(PASSAGE PROVIDED)
──────

Critical MV3 contract: per the Chrome docs (cited verbatim in the search result above), "The action.onClicked event won't be sent if the extension action has specified a popup to show on click of the current tab." Probe3 confirmed: setPopup({popup:''}) → click → onClicked fires; setPopup({popup:'src/popup/index.html'}) → click → popup opens, NO onClicked dispatch. Our plan-01-09 code already toggles popup state based on isRecording (this is the source of the routing this plan is testing).

Recommendation: Use page.triggerExtensionAction(ext) as the primary click path. For assertions that need to bypass the popup gate (e.g., the ERROR-path direct test), call the captured handler ref via sw.evaluate(() => __mokoshTest.handlers.onClicked({})).

2. CDP attach to MV3 SW contexts

Findings:

  • browser.targets().filter(t => t.type() === 'service_worker') is the documented and only-tested path; works on Puppeteer 22+ across all MV3 SW shapes (verified probe1, probe2, probe5).
  • The SW target URL is service-worker-loader.js, not the path you'd expect from manifest.json (src/background/index.ts). This is crxjs's loader wrapper — the wrapper imports the real bundle. Implication: filter on t.type() === 'service_worker' only, NOT on URL suffix.
  • SW lifecycle in Puppeteer-driven Chrome: per Chrome docs (cited: developer.chrome.com/blog/longer-esw-lifetimes), MV3 SWs terminate after 30 s of inactivity. Per the same blog, opening DevTools keeps SWs alive. Per ChromeDriver-based testing libraries' empirical experience (cited: https://developer.chrome.com/blog/eyeos-journey...): "Service workers never terminate if the developer tools are open or you are using a ChromeDriver based testing library."

──────

(SOURCE MATERIAL)
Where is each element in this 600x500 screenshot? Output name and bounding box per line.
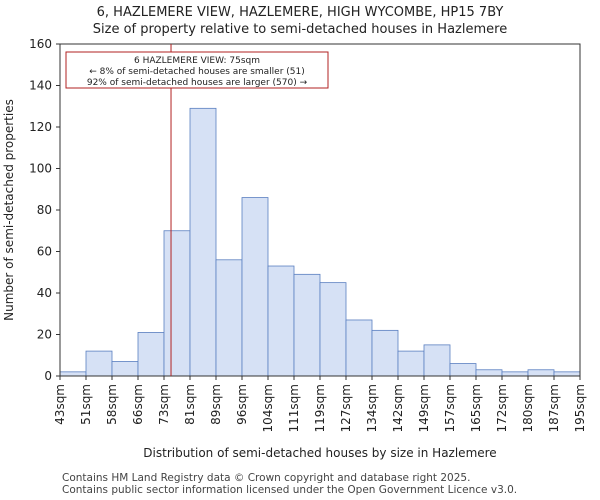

──────

(PROBLEMS)
A: In the MV3 extension testing notes, what URL does the service worker target show instead of the path from manifest.json?
B: Carry on with the MV3 extension testing notes from the point where they end.

(PER-TASK OUTPUTS)
A: service-worker-loader.js

B:
    • However, this last claim could not be verified for Puppeteer-CDP specifically. The probes ran fast enough (<5s) that 30s idle wasn't relevant.
    • Defensive design: between assertions, run a sw.evaluate(() => chrome.runtime.getPlatformInfo()) "keepalive" call. Every async chrome.* API call resets the 30s timer (Chrome 110+ behavior, cited).
  • Cold-start: probes always saw the SW target within ~1.5s of puppeteer.launch. The waitForTarget API with a timeout makes this race-free.

Recommendation: Standard waitForTarget + target.worker(). Add a 2-second keepalive ping (chrome.runtime.getPlatformInfo()) between assertions if the harness runtime exceeds ~25s.

3. Chrome --headless=new + extensions

EMPIRICALLY VERIFIED on this machine (Chrome 148.0.7778.167, Puppeteer 25):

  • MV3 extension loads in --headless=new (probe5)
  • SW eval works in headless (probe5)
  • getDisplayMedia({ video: { displaySurface: 'monitor' } }) returns a real stream in headless (probe11). The returned dimensions are 800×600 — that's Chrome's default headless surface size (configurable via --window-size=W,H or defaultViewport in puppeteer.launch).
  • --auto-select-desktop-capture-source="Entire screen" works in headless (probe11)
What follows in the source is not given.